Stated exercise: Print the listing exactly, starting at its first line and ending at the line that contains "Point [170,693,193,707]", with both of those lines included.

Records shown:
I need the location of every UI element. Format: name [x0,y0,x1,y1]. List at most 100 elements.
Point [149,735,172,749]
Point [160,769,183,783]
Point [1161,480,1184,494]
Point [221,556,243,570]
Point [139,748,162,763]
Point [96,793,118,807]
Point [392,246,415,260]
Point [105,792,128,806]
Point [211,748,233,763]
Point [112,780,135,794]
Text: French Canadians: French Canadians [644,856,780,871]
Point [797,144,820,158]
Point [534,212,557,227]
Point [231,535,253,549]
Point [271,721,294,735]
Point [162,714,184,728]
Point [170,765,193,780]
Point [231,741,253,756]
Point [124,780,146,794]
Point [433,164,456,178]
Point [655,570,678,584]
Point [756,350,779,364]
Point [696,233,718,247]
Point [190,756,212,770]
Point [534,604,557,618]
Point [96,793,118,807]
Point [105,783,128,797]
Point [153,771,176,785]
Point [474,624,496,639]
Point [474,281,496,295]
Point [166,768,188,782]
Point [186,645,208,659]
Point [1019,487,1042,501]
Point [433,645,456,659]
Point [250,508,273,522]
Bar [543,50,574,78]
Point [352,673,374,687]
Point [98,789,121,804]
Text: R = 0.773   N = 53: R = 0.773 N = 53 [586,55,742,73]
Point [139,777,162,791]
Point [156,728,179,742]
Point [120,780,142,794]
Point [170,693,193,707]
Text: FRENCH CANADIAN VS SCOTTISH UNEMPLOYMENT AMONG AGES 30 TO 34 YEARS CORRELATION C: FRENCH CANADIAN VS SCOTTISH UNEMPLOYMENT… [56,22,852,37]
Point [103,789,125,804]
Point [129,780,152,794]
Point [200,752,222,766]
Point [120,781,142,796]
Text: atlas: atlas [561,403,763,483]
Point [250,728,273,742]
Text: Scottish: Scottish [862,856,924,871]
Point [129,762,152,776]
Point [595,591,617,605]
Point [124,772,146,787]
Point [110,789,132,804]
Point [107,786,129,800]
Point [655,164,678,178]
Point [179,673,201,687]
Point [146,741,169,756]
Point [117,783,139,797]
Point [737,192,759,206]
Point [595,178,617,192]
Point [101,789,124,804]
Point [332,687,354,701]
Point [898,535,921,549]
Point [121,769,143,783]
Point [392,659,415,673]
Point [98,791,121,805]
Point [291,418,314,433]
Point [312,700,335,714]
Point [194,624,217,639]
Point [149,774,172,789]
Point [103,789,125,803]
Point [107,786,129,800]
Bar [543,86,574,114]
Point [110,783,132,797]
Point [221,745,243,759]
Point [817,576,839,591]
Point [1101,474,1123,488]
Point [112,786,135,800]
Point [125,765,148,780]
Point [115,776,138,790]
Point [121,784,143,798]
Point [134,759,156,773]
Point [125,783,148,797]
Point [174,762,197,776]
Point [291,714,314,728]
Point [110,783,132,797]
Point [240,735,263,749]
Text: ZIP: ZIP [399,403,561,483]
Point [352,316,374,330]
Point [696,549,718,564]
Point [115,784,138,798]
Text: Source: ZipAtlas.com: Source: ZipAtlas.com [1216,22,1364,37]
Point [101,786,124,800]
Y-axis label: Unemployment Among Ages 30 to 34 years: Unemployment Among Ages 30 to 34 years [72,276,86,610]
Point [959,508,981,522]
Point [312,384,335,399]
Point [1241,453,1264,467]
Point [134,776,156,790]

Response:
I need the location of every UI element. Format: name [x0,y0,x1,y1]. List at most 100 elements.
Point [149,735,172,749]
Point [160,769,183,783]
Point [1161,480,1184,494]
Point [221,556,243,570]
Point [139,748,162,763]
Point [96,793,118,807]
Point [392,246,415,260]
Point [105,792,128,806]
Point [211,748,233,763]
Point [112,780,135,794]
Text: French Canadians: French Canadians [644,856,780,871]
Point [797,144,820,158]
Point [534,212,557,227]
Point [231,535,253,549]
Point [271,721,294,735]
Point [162,714,184,728]
Point [170,765,193,780]
Point [231,741,253,756]
Point [124,780,146,794]
Point [433,164,456,178]
Point [655,570,678,584]
Point [756,350,779,364]
Point [696,233,718,247]
Point [190,756,212,770]
Point [534,604,557,618]
Point [96,793,118,807]
Point [105,783,128,797]
Point [153,771,176,785]
Point [474,624,496,639]
Point [474,281,496,295]
Point [166,768,188,782]
Point [186,645,208,659]
Point [1019,487,1042,501]
Point [433,645,456,659]
Point [250,508,273,522]
Bar [543,50,574,78]
Point [352,673,374,687]
Point [98,789,121,804]
Text: R = 0.773   N = 53: R = 0.773 N = 53 [586,55,742,73]
Point [139,777,162,791]
Point [156,728,179,742]
Point [120,780,142,794]
Point [170,693,193,707]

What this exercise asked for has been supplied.